## Prompt
Copy each line that has the string "يكون" somewhere in it.

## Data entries

● ● ● ● ● ● ●

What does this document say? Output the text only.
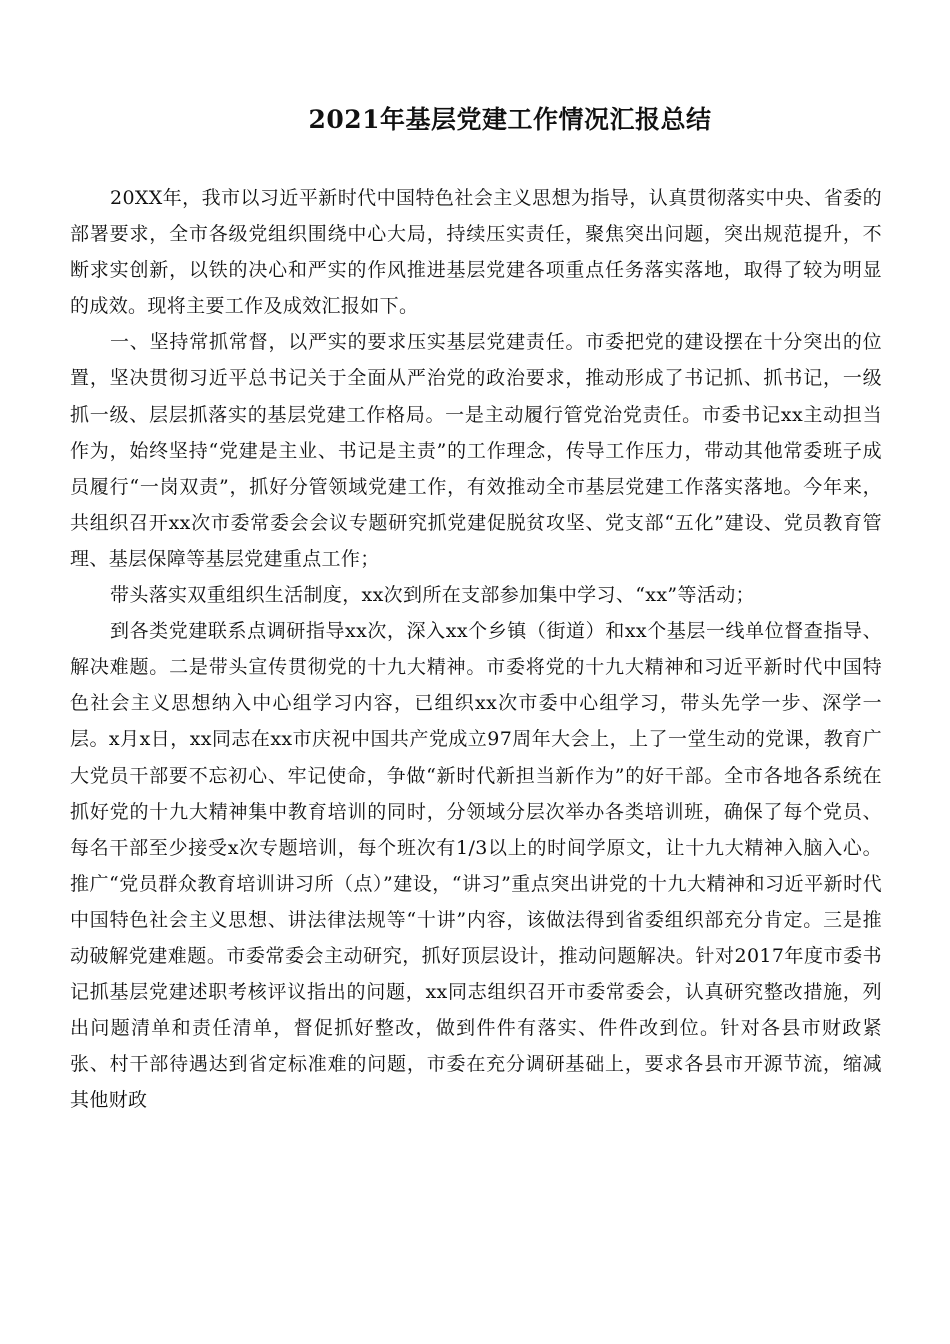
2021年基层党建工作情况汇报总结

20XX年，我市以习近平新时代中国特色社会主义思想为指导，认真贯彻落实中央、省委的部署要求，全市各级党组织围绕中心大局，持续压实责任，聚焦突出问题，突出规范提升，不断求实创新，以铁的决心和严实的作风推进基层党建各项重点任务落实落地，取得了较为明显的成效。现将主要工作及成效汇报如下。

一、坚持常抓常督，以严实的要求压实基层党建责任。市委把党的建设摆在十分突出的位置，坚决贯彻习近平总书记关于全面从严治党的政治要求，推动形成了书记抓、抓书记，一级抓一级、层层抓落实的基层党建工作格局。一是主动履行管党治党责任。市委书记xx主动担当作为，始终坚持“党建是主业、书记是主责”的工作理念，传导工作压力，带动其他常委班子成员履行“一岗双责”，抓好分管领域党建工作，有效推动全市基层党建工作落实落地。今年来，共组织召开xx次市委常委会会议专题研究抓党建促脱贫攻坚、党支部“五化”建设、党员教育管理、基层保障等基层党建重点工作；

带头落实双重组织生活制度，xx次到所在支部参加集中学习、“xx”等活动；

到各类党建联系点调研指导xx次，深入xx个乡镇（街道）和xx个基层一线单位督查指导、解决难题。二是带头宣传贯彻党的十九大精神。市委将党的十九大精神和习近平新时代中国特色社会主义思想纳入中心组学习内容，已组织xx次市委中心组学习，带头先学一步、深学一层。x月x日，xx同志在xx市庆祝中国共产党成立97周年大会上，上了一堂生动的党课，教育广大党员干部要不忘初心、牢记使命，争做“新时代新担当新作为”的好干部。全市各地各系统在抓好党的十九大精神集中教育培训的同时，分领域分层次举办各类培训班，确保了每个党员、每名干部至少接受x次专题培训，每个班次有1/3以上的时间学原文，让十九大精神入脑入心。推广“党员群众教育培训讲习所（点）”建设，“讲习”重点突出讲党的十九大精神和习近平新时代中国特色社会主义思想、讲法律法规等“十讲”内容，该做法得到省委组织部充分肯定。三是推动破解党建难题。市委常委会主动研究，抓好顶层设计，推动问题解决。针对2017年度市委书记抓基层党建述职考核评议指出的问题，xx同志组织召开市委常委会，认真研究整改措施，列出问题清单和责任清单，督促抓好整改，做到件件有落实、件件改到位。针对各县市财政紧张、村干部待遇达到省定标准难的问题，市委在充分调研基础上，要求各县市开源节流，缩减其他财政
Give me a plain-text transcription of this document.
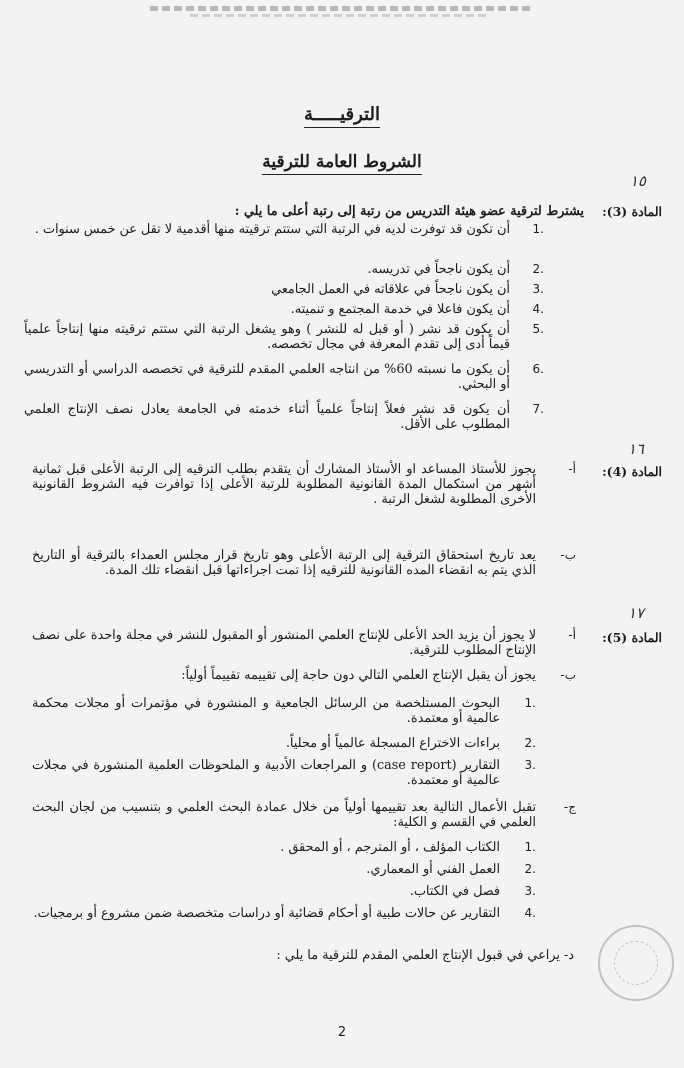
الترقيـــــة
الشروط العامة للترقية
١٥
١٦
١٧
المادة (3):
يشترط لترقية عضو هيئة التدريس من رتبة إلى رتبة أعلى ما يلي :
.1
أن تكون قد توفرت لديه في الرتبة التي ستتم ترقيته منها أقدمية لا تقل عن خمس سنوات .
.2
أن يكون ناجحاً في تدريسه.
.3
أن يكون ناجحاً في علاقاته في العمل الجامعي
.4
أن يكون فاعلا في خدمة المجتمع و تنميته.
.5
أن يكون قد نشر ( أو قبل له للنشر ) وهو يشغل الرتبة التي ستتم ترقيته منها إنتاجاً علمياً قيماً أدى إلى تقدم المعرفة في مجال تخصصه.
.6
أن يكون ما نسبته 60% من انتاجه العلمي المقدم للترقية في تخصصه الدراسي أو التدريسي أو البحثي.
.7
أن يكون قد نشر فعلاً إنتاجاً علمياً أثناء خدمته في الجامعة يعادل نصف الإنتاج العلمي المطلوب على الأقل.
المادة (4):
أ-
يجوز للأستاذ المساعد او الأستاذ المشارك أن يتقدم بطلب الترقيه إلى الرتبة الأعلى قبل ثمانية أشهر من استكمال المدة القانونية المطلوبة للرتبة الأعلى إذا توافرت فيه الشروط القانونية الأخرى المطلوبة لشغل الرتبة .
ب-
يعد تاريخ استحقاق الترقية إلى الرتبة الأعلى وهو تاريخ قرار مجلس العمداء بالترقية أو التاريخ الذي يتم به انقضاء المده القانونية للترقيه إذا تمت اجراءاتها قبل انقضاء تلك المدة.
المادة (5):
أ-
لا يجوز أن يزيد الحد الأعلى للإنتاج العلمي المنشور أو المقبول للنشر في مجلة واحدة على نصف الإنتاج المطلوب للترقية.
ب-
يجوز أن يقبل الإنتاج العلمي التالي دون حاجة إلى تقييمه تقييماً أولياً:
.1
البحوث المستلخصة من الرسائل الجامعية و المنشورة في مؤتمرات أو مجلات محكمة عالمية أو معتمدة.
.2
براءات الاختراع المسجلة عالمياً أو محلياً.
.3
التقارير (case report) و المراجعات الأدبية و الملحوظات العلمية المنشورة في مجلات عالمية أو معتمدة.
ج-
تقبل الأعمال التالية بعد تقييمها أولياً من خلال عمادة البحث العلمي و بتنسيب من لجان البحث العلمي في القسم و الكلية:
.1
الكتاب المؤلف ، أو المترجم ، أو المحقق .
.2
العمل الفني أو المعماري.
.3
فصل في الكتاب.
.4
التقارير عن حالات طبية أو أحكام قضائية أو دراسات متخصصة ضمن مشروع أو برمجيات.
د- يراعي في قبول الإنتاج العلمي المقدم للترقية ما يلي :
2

● ● ● ● ● ● ●

## Task result
أن يكون ناجحاً في تدريسه.
أن يكون ناجحاً في علاقاته في العمل الجامعي
أن يكون فاعلا في خدمة المجتمع و تنميته.
أن يكون قد نشر ( أو قبل له للنشر ) وهو يشغل الرتبة التي ستتم ترقيته منها إنتاجاً علمياً قيماً أدى إلى تقدم المعرفة في مجال تخصصه.
أن يكون ما نسبته 60% من انتاجه العلمي المقدم للترقية في تخصصه الدراسي أو التدريسي أو البحثي.
أن يكون قد نشر فعلاً إنتاجاً علمياً أثناء خدمته في الجامعة يعادل نصف الإنتاج العلمي المطلوب على الأقل.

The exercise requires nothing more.